### Exercise aim:
Output a single figure: the number of lines in which the word "JSON" appears.

### Information given:

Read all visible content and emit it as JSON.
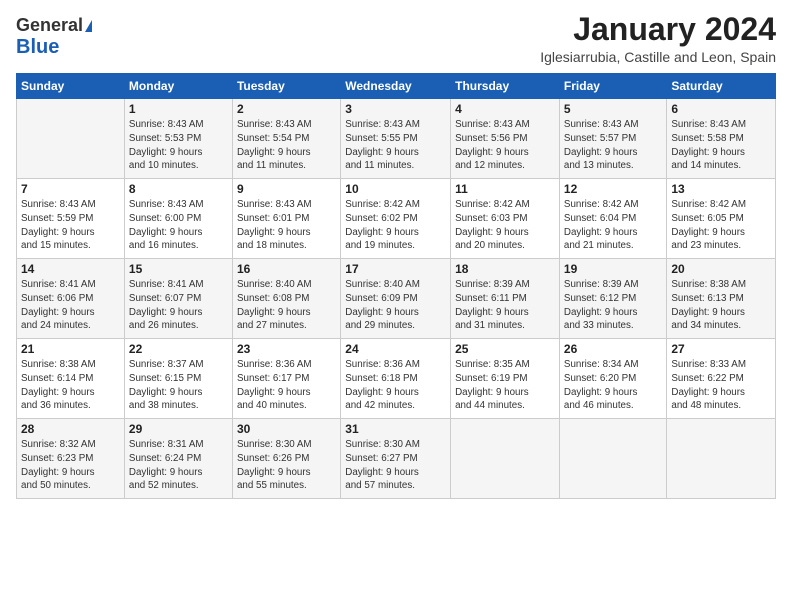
{
  "header": {
    "logo_line1": "General",
    "logo_line2": "Blue",
    "month_title": "January 2024",
    "location": "Iglesiarrubia, Castille and Leon, Spain"
  },
  "days_of_week": [
    "Sunday",
    "Monday",
    "Tuesday",
    "Wednesday",
    "Thursday",
    "Friday",
    "Saturday"
  ],
  "weeks": [
    [
      {
        "num": "",
        "info": ""
      },
      {
        "num": "1",
        "info": "Sunrise: 8:43 AM\nSunset: 5:53 PM\nDaylight: 9 hours\nand 10 minutes."
      },
      {
        "num": "2",
        "info": "Sunrise: 8:43 AM\nSunset: 5:54 PM\nDaylight: 9 hours\nand 11 minutes."
      },
      {
        "num": "3",
        "info": "Sunrise: 8:43 AM\nSunset: 5:55 PM\nDaylight: 9 hours\nand 11 minutes."
      },
      {
        "num": "4",
        "info": "Sunrise: 8:43 AM\nSunset: 5:56 PM\nDaylight: 9 hours\nand 12 minutes."
      },
      {
        "num": "5",
        "info": "Sunrise: 8:43 AM\nSunset: 5:57 PM\nDaylight: 9 hours\nand 13 minutes."
      },
      {
        "num": "6",
        "info": "Sunrise: 8:43 AM\nSunset: 5:58 PM\nDaylight: 9 hours\nand 14 minutes."
      }
    ],
    [
      {
        "num": "7",
        "info": "Sunrise: 8:43 AM\nSunset: 5:59 PM\nDaylight: 9 hours\nand 15 minutes."
      },
      {
        "num": "8",
        "info": "Sunrise: 8:43 AM\nSunset: 6:00 PM\nDaylight: 9 hours\nand 16 minutes."
      },
      {
        "num": "9",
        "info": "Sunrise: 8:43 AM\nSunset: 6:01 PM\nDaylight: 9 hours\nand 18 minutes."
      },
      {
        "num": "10",
        "info": "Sunrise: 8:42 AM\nSunset: 6:02 PM\nDaylight: 9 hours\nand 19 minutes."
      },
      {
        "num": "11",
        "info": "Sunrise: 8:42 AM\nSunset: 6:03 PM\nDaylight: 9 hours\nand 20 minutes."
      },
      {
        "num": "12",
        "info": "Sunrise: 8:42 AM\nSunset: 6:04 PM\nDaylight: 9 hours\nand 21 minutes."
      },
      {
        "num": "13",
        "info": "Sunrise: 8:42 AM\nSunset: 6:05 PM\nDaylight: 9 hours\nand 23 minutes."
      }
    ],
    [
      {
        "num": "14",
        "info": "Sunrise: 8:41 AM\nSunset: 6:06 PM\nDaylight: 9 hours\nand 24 minutes."
      },
      {
        "num": "15",
        "info": "Sunrise: 8:41 AM\nSunset: 6:07 PM\nDaylight: 9 hours\nand 26 minutes."
      },
      {
        "num": "16",
        "info": "Sunrise: 8:40 AM\nSunset: 6:08 PM\nDaylight: 9 hours\nand 27 minutes."
      },
      {
        "num": "17",
        "info": "Sunrise: 8:40 AM\nSunset: 6:09 PM\nDaylight: 9 hours\nand 29 minutes."
      },
      {
        "num": "18",
        "info": "Sunrise: 8:39 AM\nSunset: 6:11 PM\nDaylight: 9 hours\nand 31 minutes."
      },
      {
        "num": "19",
        "info": "Sunrise: 8:39 AM\nSunset: 6:12 PM\nDaylight: 9 hours\nand 33 minutes."
      },
      {
        "num": "20",
        "info": "Sunrise: 8:38 AM\nSunset: 6:13 PM\nDaylight: 9 hours\nand 34 minutes."
      }
    ],
    [
      {
        "num": "21",
        "info": "Sunrise: 8:38 AM\nSunset: 6:14 PM\nDaylight: 9 hours\nand 36 minutes."
      },
      {
        "num": "22",
        "info": "Sunrise: 8:37 AM\nSunset: 6:15 PM\nDaylight: 9 hours\nand 38 minutes."
      },
      {
        "num": "23",
        "info": "Sunrise: 8:36 AM\nSunset: 6:17 PM\nDaylight: 9 hours\nand 40 minutes."
      },
      {
        "num": "24",
        "info": "Sunrise: 8:36 AM\nSunset: 6:18 PM\nDaylight: 9 hours\nand 42 minutes."
      },
      {
        "num": "25",
        "info": "Sunrise: 8:35 AM\nSunset: 6:19 PM\nDaylight: 9 hours\nand 44 minutes."
      },
      {
        "num": "26",
        "info": "Sunrise: 8:34 AM\nSunset: 6:20 PM\nDaylight: 9 hours\nand 46 minutes."
      },
      {
        "num": "27",
        "info": "Sunrise: 8:33 AM\nSunset: 6:22 PM\nDaylight: 9 hours\nand 48 minutes."
      }
    ],
    [
      {
        "num": "28",
        "info": "Sunrise: 8:32 AM\nSunset: 6:23 PM\nDaylight: 9 hours\nand 50 minutes."
      },
      {
        "num": "29",
        "info": "Sunrise: 8:31 AM\nSunset: 6:24 PM\nDaylight: 9 hours\nand 52 minutes."
      },
      {
        "num": "30",
        "info": "Sunrise: 8:30 AM\nSunset: 6:26 PM\nDaylight: 9 hours\nand 55 minutes."
      },
      {
        "num": "31",
        "info": "Sunrise: 8:30 AM\nSunset: 6:27 PM\nDaylight: 9 hours\nand 57 minutes."
      },
      {
        "num": "",
        "info": ""
      },
      {
        "num": "",
        "info": ""
      },
      {
        "num": "",
        "info": ""
      }
    ]
  ]
}
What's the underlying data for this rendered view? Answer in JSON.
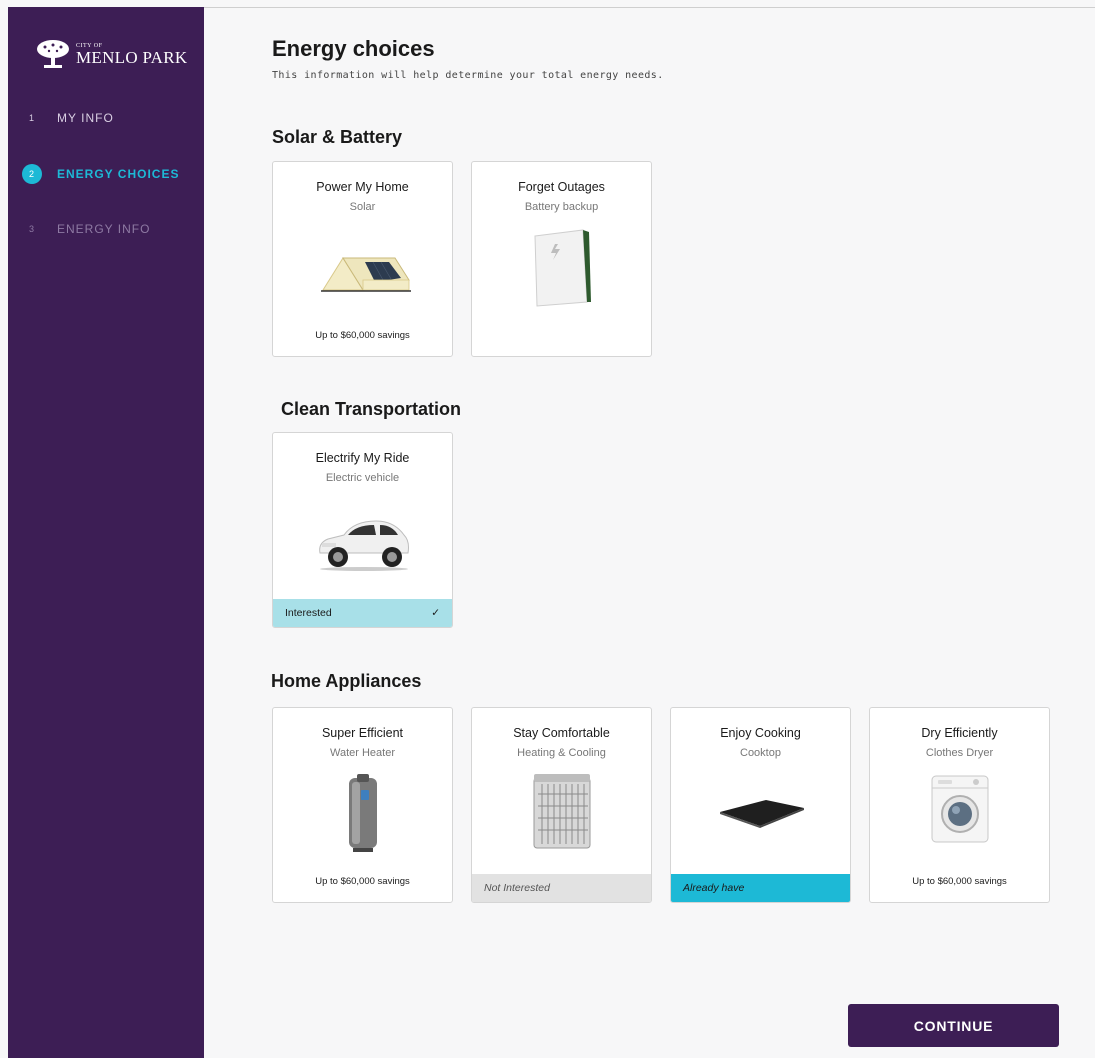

### Solution for this task:
2